▶ DIRECTIONS: Copy every line from the material below that holds "Stress".

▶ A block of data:
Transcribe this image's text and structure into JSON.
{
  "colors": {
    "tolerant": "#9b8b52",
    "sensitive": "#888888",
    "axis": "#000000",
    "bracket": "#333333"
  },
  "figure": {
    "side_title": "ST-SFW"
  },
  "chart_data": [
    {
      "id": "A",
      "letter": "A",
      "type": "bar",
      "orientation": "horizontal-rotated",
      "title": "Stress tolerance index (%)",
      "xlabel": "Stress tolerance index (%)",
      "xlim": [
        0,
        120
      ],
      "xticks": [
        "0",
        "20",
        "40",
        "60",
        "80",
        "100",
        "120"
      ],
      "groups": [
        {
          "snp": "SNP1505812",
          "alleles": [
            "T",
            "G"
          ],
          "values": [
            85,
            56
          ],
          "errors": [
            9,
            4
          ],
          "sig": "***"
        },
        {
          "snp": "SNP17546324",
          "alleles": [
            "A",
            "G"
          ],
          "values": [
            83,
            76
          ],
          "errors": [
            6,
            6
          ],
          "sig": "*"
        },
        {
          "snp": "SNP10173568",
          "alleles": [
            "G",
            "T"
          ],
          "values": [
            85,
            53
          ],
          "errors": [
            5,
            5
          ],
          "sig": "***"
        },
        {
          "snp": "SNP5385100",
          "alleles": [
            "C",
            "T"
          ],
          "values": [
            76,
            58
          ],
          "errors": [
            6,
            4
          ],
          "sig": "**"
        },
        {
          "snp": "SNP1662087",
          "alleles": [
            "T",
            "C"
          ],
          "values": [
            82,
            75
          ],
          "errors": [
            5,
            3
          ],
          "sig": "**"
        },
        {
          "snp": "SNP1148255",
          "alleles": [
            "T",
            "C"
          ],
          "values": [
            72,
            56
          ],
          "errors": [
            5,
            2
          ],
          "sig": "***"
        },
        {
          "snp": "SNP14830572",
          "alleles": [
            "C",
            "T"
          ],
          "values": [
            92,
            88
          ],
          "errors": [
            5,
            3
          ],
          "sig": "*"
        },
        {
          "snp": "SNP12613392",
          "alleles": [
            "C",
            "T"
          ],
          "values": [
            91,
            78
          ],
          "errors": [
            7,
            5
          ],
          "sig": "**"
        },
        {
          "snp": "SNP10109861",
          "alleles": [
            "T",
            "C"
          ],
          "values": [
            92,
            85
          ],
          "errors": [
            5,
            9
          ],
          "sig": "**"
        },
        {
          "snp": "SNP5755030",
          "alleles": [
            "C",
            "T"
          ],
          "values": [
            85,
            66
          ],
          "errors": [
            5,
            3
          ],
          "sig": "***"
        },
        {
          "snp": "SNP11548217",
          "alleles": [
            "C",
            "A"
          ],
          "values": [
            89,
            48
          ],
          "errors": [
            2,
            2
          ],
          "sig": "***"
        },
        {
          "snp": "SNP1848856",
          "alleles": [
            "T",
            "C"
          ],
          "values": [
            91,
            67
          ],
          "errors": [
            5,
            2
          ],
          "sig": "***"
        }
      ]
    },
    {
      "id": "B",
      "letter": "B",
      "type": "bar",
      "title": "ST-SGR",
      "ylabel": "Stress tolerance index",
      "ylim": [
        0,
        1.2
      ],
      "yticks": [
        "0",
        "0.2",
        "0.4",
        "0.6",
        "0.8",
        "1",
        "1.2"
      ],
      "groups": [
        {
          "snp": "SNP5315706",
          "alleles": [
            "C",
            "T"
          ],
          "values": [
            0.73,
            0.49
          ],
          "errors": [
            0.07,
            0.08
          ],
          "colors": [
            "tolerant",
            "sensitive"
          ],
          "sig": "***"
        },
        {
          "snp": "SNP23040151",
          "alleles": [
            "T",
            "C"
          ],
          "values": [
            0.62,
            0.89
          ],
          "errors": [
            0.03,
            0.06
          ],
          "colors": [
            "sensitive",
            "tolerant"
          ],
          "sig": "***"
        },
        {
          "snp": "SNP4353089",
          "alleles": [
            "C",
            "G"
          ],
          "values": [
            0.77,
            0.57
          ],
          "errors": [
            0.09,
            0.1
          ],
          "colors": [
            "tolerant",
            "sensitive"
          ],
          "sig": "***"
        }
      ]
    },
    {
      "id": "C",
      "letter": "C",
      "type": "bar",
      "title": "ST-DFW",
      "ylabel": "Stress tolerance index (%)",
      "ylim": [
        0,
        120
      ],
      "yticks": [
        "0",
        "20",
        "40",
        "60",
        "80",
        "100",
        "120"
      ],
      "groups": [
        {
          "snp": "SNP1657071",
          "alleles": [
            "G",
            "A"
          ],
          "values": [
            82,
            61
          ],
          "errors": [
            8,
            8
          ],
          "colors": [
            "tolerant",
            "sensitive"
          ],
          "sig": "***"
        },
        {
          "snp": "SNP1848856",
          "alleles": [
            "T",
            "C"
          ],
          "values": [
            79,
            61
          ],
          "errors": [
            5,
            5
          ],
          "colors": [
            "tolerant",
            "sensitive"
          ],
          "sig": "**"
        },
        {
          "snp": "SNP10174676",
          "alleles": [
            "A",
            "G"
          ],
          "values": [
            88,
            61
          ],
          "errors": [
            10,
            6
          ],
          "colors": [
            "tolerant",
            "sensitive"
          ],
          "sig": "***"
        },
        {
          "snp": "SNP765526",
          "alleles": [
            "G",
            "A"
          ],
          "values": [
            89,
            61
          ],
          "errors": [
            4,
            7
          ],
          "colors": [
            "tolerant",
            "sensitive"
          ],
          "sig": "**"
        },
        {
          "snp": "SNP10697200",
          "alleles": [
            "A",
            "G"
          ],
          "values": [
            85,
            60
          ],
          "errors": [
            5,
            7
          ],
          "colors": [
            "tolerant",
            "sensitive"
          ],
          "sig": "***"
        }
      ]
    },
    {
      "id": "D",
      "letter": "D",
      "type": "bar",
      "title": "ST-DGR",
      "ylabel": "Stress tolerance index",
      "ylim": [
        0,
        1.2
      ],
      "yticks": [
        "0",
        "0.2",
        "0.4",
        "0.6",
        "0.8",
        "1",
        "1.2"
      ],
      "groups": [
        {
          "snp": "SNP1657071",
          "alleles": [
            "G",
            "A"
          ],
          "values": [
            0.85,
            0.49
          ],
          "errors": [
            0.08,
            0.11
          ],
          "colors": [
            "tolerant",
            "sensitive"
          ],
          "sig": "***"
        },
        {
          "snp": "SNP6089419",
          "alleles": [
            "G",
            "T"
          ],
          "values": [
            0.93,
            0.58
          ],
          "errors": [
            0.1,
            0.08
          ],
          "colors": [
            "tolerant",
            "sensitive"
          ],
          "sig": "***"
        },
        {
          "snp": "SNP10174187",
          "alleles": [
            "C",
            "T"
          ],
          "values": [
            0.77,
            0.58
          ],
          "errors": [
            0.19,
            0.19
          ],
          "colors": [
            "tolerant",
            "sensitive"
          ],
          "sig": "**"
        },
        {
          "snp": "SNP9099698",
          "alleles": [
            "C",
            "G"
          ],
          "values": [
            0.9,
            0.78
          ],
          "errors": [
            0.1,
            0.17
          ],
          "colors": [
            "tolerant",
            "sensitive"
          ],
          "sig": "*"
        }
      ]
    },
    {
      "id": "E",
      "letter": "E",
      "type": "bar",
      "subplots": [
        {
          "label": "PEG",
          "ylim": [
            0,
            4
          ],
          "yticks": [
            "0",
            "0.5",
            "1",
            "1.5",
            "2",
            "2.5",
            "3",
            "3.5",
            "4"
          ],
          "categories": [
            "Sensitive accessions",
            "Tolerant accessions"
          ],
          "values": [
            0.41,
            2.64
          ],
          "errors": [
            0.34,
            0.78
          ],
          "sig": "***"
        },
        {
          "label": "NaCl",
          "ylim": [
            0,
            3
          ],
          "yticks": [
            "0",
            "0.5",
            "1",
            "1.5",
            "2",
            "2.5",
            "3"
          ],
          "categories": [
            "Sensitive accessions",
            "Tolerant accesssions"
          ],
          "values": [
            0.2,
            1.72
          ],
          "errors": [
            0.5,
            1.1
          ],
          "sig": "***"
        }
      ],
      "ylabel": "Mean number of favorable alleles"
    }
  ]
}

▶ EXERCISE ANSWER:
      "title": "Stress tolerance index (%)",
      "xlabel": "Stress tolerance index (%)",
      "ylabel": "Stress tolerance index",
      "ylabel": "Stress tolerance index (%)",
      "ylabel": "Stress tolerance index",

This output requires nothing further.